(Stored records)

* * * *

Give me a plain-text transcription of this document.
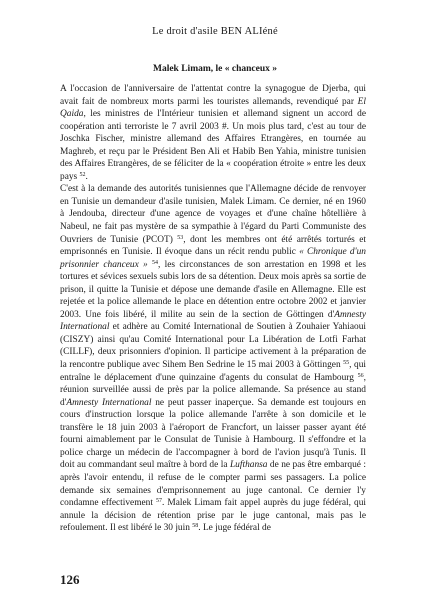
Le droit d'asile BEN ALIéné
Malek Limam, le « chanceux »

A l'occasion de l'anniversaire de l'attentat contre la synagogue de Djerba, qui avait fait de nombreux morts parmi les touristes allemands, revendiqué par El Qaida, les ministres de l'Intérieur tunisien et allemand signent un accord de coopération anti terroriste le 7 avril 2003 #. Un mois plus tard, c'est au tour de Joschka Fischer, ministre allemand des Affaires Etrangères, en tournée au Maghreb, et reçu par le Président Ben Ali et Habib Ben Yahia, ministre tunisien des Affaires Etrangères, de se féliciter de la « coopération étroite » entre les deux pays $^{52}$.

C'est à la demande des autorités tunisiennes que l'Allemagne décide de renvoyer en Tunisie un demandeur d'asile tunisien, Malek Limam. Ce dernier, né en 1960 à Jendouba, directeur d'une agence de voyages et d'une chaîne hôtellière à Nabeul, ne fait pas mystère de sa sympathie à l'égard du Parti Communiste des Ouvriers de Tunisie (PCOT) $^{53}$, dont les membres ont été arrêtés torturés et emprisonnés en Tunisie. Il évoque dans un récit rendu public « Chronique d'un prisonnier chanceux » $^{54}$, les circonstances de son arrestation en 1998 et les tortures et sévices sexuels subis lors de sa détention. Deux mois après sa sortie de prison, il quitte la Tunisie et dépose une demande d'asile en Allemagne. Elle est rejetée et la police allemande le place en détention entre octobre 2002 et janvier 2003. Une fois libéré, il milite au sein de la section de Göttingen d'Amnesty International et adhère au Comité International de Soutien à Zouhaier Yahiaoui (CISZY) ainsi qu'au Comité International pour La Libération de Lotfi Farhat (CILLF), deux prisonniers d'opinion. Il participe activement à la préparation de la rencontre publique avec Sihem Ben Sedrine le 15 mai 2003 à Göttingen $^{55}$, qui entraîne le déplacement d'une quinzaine d'agents du consulat de Hambourg $^{56}$, réunion surveillée aussi de près par la police allemande. Sa présence au stand d'Amnesty International ne peut passer inaperçue. Sa demande est toujours en cours d'instruction lorsque la police allemande l'arrête à son domicile et le transfère le 18 juin 2003 à l'aéroport de Francfort, un laisser passer ayant été fourni aimablement par le Consulat de Tunisie à Hambourg. Il s'effondre et la police charge un médecin de l'accompagner à bord de l'avion jusqu'à Tunis. Il doit au commandant seul maître à bord de la Lufthansa de ne pas être embarqué : après l'avoir entendu, il refuse de le compter parmi ses passagers. La police demande six semaines d'emprisonnement au juge cantonal. Ce dernier l'y condamne effectivement $^{57}$. Malek Limam fait appel auprès du juge fédéral, qui annule la décision de rétention prise par le juge cantonal, mais pas le refoulement. Il est libéré le 30 juin $^{58}$. Le juge fédéral de

126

* * * *

● **GIVEN EXERCISE**
Reproduce each record from above exactly; pictures do not belong in the copy.

● **EXERCISE RESULT**
Give me a plain-text transcription of this document.
Le droit d'asile BEN ALIéné
Malek Limam, le « chanceux »

A l'occasion de l'anniversaire de l'attentat contre la synagogue de Djerba, qui avait fait de nombreux morts parmi les touristes allemands, revendiqué par El Qaida, les ministres de l'Intérieur tunisien et allemand signent un accord de coopération anti terroriste le 7 avril 2003 #. Un mois plus tard, c'est au tour de Joschka Fischer, ministre allemand des Affaires Etrangères, en tournée au Maghreb, et reçu par le Président Ben Ali et Habib Ben Yahia, ministre tunisien des Affaires Etrangères, de se féliciter de la « coopération étroite » entre les deux pays $^{52}$.

C'est à la demande des autorités tunisiennes que l'Allemagne décide de renvoyer en Tunisie un demandeur d'asile tunisien, Malek Limam. Ce dernier, né en 1960 à Jendouba, directeur d'une agence de voyages et d'une chaîne hôtellière à Nabeul, ne fait pas mystère de sa sympathie à l'égard du Parti Communiste des Ouvriers de Tunisie (PCOT) $^{53}$, dont les membres ont été arrêtés torturés et emprisonnés en Tunisie. Il évoque dans un récit rendu public « Chronique d'un prisonnier chanceux » $^{54}$, les circonstances de son arrestation en 1998 et les tortures et sévices sexuels subis lors de sa détention. Deux mois après sa sortie de prison, il quitte la Tunisie et dépose une demande d'asile en Allemagne. Elle est rejetée et la police allemande le place en détention entre octobre 2002 et janvier 2003. Une fois libéré, il milite au sein de la section de Göttingen d'Amnesty International et adhère au Comité International de Soutien à Zouhaier Yahiaoui (CISZY) ainsi qu'au Comité International pour La Libération de Lotfi Farhat (CILLF), deux prisonniers d'opinion. Il participe activement à la préparation de la rencontre publique avec Sihem Ben Sedrine le 15 mai 2003 à Göttingen $^{55}$, qui entraîne le déplacement d'une quinzaine d'agents du consulat de Hambourg $^{56}$, réunion surveillée aussi de près par la police allemande. Sa présence au stand d'Amnesty International ne peut passer inaperçue. Sa demande est toujours en cours d'instruction lorsque la police allemande l'arrête à son domicile et le transfère le 18 juin 2003 à l'aéroport de Francfort, un laisser passer ayant été fourni aimablement par le Consulat de Tunisie à Hambourg. Il s'effondre et la police charge un médecin de l'accompagner à bord de l'avion jusqu'à Tunis. Il doit au commandant seul maître à bord de la Lufthansa de ne pas être embarqué : après l'avoir entendu, il refuse de le compter parmi ses passagers. La police demande six semaines d'emprisonnement au juge cantonal. Ce dernier l'y condamne effectivement $^{57}$. Malek Limam fait appel auprès du juge fédéral, qui annule la décision de rétention prise par le juge cantonal, mais pas le refoulement. Il est libéré le 30 juin $^{58}$. Le juge fédéral de

126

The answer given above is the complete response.